>> Begin Data to process

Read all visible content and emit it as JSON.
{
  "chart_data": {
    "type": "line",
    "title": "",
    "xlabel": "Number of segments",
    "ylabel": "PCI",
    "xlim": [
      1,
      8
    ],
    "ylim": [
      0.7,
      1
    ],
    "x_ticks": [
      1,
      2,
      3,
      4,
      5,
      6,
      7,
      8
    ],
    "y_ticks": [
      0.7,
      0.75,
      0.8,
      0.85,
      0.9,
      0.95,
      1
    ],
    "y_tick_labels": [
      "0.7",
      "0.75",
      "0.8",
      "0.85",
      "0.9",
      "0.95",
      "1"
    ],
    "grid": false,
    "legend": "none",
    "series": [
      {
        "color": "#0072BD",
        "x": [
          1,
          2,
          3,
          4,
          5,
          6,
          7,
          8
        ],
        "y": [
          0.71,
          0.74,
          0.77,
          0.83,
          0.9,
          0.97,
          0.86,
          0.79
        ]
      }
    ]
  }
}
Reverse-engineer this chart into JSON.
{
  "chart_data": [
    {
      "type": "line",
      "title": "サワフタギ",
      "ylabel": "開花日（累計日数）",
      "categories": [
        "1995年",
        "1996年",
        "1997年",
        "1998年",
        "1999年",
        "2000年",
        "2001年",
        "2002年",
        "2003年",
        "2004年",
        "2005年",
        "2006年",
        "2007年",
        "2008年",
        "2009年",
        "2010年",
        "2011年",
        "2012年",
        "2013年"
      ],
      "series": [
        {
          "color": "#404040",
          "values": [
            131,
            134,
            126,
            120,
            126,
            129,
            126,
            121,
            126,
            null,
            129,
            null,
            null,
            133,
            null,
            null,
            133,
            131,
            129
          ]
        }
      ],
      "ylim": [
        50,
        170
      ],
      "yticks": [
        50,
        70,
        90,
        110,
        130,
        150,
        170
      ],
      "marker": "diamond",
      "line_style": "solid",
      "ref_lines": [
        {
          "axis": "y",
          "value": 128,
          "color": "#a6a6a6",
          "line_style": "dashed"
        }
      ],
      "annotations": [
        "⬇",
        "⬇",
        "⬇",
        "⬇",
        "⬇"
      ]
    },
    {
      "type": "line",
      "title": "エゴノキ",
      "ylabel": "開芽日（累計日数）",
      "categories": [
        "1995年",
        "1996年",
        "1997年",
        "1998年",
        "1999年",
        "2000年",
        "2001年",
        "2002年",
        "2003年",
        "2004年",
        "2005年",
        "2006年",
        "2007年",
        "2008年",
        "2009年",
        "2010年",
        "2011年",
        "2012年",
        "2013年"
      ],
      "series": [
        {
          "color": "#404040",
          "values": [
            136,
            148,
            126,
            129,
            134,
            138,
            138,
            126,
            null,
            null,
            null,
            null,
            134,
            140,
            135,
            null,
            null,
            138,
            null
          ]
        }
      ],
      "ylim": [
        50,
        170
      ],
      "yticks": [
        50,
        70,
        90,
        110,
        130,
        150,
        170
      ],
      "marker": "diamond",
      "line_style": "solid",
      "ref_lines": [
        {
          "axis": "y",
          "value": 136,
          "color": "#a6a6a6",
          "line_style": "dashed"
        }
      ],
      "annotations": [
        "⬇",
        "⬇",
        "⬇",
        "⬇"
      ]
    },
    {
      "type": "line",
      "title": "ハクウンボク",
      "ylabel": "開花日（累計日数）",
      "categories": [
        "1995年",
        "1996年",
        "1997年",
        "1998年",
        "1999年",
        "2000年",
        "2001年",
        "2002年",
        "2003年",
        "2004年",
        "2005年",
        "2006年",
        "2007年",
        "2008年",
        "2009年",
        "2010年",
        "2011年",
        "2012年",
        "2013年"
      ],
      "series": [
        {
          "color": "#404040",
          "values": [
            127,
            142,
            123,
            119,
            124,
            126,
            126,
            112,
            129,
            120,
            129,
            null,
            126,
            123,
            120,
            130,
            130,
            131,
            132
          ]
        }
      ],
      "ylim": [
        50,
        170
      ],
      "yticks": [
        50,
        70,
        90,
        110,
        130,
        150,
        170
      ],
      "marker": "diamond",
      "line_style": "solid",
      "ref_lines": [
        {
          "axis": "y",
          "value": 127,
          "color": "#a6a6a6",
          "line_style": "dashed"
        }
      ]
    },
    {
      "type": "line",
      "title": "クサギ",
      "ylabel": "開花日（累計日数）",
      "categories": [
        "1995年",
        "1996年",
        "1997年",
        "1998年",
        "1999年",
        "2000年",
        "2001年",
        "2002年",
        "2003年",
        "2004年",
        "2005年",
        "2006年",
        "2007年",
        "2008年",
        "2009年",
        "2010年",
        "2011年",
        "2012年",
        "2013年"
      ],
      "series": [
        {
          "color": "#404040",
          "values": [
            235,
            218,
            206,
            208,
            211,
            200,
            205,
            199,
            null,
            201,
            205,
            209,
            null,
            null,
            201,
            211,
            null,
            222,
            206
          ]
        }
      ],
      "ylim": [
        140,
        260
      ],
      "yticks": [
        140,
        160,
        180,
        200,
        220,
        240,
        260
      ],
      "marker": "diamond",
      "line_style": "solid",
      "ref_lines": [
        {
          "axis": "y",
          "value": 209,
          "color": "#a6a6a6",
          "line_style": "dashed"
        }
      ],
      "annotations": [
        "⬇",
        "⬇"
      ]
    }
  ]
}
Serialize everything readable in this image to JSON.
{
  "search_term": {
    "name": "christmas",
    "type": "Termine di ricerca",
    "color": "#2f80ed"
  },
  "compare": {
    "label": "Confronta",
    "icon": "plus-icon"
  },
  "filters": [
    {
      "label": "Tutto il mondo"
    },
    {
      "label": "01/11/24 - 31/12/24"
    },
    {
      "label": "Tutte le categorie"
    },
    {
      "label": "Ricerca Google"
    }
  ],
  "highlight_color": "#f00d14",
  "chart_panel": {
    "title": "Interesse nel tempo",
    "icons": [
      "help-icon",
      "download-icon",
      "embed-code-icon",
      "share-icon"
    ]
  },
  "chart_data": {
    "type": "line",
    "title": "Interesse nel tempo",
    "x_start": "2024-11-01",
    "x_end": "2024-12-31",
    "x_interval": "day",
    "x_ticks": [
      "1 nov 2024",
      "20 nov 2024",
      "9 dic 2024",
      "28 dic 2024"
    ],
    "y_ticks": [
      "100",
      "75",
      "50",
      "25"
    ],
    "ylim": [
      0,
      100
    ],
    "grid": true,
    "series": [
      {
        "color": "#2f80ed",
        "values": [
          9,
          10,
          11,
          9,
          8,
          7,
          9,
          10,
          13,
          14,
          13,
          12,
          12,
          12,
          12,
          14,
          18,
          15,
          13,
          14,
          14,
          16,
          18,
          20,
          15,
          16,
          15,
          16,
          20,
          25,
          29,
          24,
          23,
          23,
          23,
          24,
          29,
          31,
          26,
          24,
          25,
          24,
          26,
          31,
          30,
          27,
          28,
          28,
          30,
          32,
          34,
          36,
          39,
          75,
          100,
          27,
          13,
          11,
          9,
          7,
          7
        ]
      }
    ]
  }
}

>> End Data to process

• **Short exercise**
Quote all the records exactly, please, leaving none out.

• **Completed exercise**
Read all visible content and emit it as JSON.
{
  "chart_data": {
    "type": "line",
    "title": "",
    "xlabel": "Number of segments",
    "ylabel": "PCI",
    "xlim": [
      1,
      8
    ],
    "ylim": [
      0.7,
      1
    ],
    "x_ticks": [
      1,
      2,
      3,
      4,
      5,
      6,
      7,
      8
    ],
    "y_ticks": [
      0.7,
      0.75,
      0.8,
      0.85,
      0.9,
      0.95,
      1
    ],
    "y_tick_labels": [
      "0.7",
      "0.75",
      "0.8",
      "0.85",
      "0.9",
      "0.95",
      "1"
    ],
    "grid": false,
    "legend": "none",
    "series": [
      {
        "color": "#0072BD",
        "x": [
          1,
          2,
          3,
          4,
          5,
          6,
          7,
          8
        ],
        "y": [
          0.71,
          0.74,
          0.77,
          0.83,
          0.9,
          0.97,
          0.86,
          0.79
        ]
      }
    ]
  }
}
Reverse-engineer this chart into JSON.
{
  "chart_data": [
    {
      "type": "line",
      "title": "サワフタギ",
      "ylabel": "開花日（累計日数）",
      "categories": [
        "1995年",
        "1996年",
        "1997年",
        "1998年",
        "1999年",
        "2000年",
        "2001年",
        "2002年",
        "2003年",
        "2004年",
        "2005年",
        "2006年",
        "2007年",
        "2008年",
        "2009年",
        "2010年",
        "2011年",
        "2012年",
        "2013年"
      ],
      "series": [
        {
          "color": "#404040",
          "values": [
            131,
            134,
            126,
            120,
            126,
            129,
            126,
            121,
            126,
            null,
            129,
            null,
            null,
            133,
            null,
            null,
            133,
            131,
            129
          ]
        }
      ],
      "ylim": [
        50,
        170
      ],
      "yticks": [
        50,
        70,
        90,
        110,
        130,
        150,
        170
      ],
      "marker": "diamond",
      "line_style": "solid",
      "ref_lines": [
        {
          "axis": "y",
          "value": 128,
          "color": "#a6a6a6",
          "line_style": "dashed"
        }
      ],
      "annotations": [
        "⬇",
        "⬇",
        "⬇",
        "⬇",
        "⬇"
      ]
    },
    {
      "type": "line",
      "title": "エゴノキ",
      "ylabel": "開芽日（累計日数）",
      "categories": [
        "1995年",
        "1996年",
        "1997年",
        "1998年",
        "1999年",
        "2000年",
        "2001年",
        "2002年",
        "2003年",
        "2004年",
        "2005年",
        "2006年",
        "2007年",
        "2008年",
        "2009年",
        "2010年",
        "2011年",
        "2012年",
        "2013年"
      ],
      "series": [
        {
          "color": "#404040",
          "values": [
            136,
            148,
            126,
            129,
            134,
            138,
            138,
            126,
            null,
            null,
            null,
            null,
            134,
            140,
            135,
            null,
            null,
            138,
            null
          ]
        }
      ],
      "ylim": [
        50,
        170
      ],
      "yticks": [
        50,
        70,
        90,
        110,
        130,
        150,
        170
      ],
      "marker": "diamond",
      "line_style": "solid",
      "ref_lines": [
        {
          "axis": "y",
          "value": 136,
          "color": "#a6a6a6",
          "line_style": "dashed"
        }
      ],
      "annotations": [
        "⬇",
        "⬇",
        "⬇",
        "⬇"
      ]
    },
    {
      "type": "line",
      "title": "ハクウンボク",
      "ylabel": "開花日（累計日数）",
      "categories": [
        "1995年",
        "1996年",
        "1997年",
        "1998年",
        "1999年",
        "2000年",
        "2001年",
        "2002年",
        "2003年",
        "2004年",
        "2005年",
        "2006年",
        "2007年",
        "2008年",
        "2009年",
        "2010年",
        "2011年",
        "2012年",
        "2013年"
      ],
      "series": [
        {
          "color": "#404040",
          "values": [
            127,
            142,
            123,
            119,
            124,
            126,
            126,
            112,
            129,
            120,
            129,
            null,
            126,
            123,
            120,
            130,
            130,
            131,
            132
          ]
        }
      ],
      "ylim": [
        50,
        170
      ],
      "yticks": [
        50,
        70,
        90,
        110,
        130,
        150,
        170
      ],
      "marker": "diamond",
      "line_style": "solid",
      "ref_lines": [
        {
          "axis": "y",
          "value": 127,
          "color": "#a6a6a6",
          "line_style": "dashed"
        }
      ]
    },
    {
      "type": "line",
      "title": "クサギ",
      "ylabel": "開花日（累計日数）",
      "categories": [
        "1995年",
        "1996年",
        "1997年",
        "1998年",
        "1999年",
        "2000年",
        "2001年",
        "2002年",
        "2003年",
        "2004年",
        "2005年",
        "2006年",
        "2007年",
        "2008年",
        "2009年",
        "2010年",
        "2011年",
        "2012年",
        "2013年"
      ],
      "series": [
        {
          "color": "#404040",
          "values": [
            235,
            218,
            206,
            208,
            211,
            200,
            205,
            199,
            null,
            201,
            205,
            209,
            null,
            null,
            201,
            211,
            null,
            222,
            206
          ]
        }
      ],
      "ylim": [
        140,
        260
      ],
      "yticks": [
        140,
        160,
        180,
        200,
        220,
        240,
        260
      ],
      "marker": "diamond",
      "line_style": "solid",
      "ref_lines": [
        {
          "axis": "y",
          "value": 209,
          "color": "#a6a6a6",
          "line_style": "dashed"
        }
      ],
      "annotations": [
        "⬇",
        "⬇"
      ]
    }
  ]
}
Serialize everything readable in this image to JSON.
{
  "search_term": {
    "name": "christmas",
    "type": "Termine di ricerca",
    "color": "#2f80ed"
  },
  "compare": {
    "label": "Confronta",
    "icon": "plus-icon"
  },
  "filters": [
    {
      "label": "Tutto il mondo"
    },
    {
      "label": "01/11/24 - 31/12/24"
    },
    {
      "label": "Tutte le categorie"
    },
    {
      "label": "Ricerca Google"
    }
  ],
  "highlight_color": "#f00d14",
  "chart_panel": {
    "title": "Interesse nel tempo",
    "icons": [
      "help-icon",
      "download-icon",
      "embed-code-icon",
      "share-icon"
    ]
  },
  "chart_data": {
    "type": "line",
    "title": "Interesse nel tempo",
    "x_start": "2024-11-01",
    "x_end": "2024-12-31",
    "x_interval": "day",
    "x_ticks": [
      "1 nov 2024",
      "20 nov 2024",
      "9 dic 2024",
      "28 dic 2024"
    ],
    "y_ticks": [
      "100",
      "75",
      "50",
      "25"
    ],
    "ylim": [
      0,
      100
    ],
    "grid": true,
    "series": [
      {
        "color": "#2f80ed",
        "values": [
          9,
          10,
          11,
          9,
          8,
          7,
          9,
          10,
          13,
          14,
          13,
          12,
          12,
          12,
          12,
          14,
          18,
          15,
          13,
          14,
          14,
          16,
          18,
          20,
          15,
          16,
          15,
          16,
          20,
          25,
          29,
          24,
          23,
          23,
          23,
          24,
          29,
          31,
          26,
          24,
          25,
          24,
          26,
          31,
          30,
          27,
          28,
          28,
          30,
          32,
          34,
          36,
          39,
          75,
          100,
          27,
          13,
          11,
          9,
          7,
          7
        ]
      }
    ]
  }
}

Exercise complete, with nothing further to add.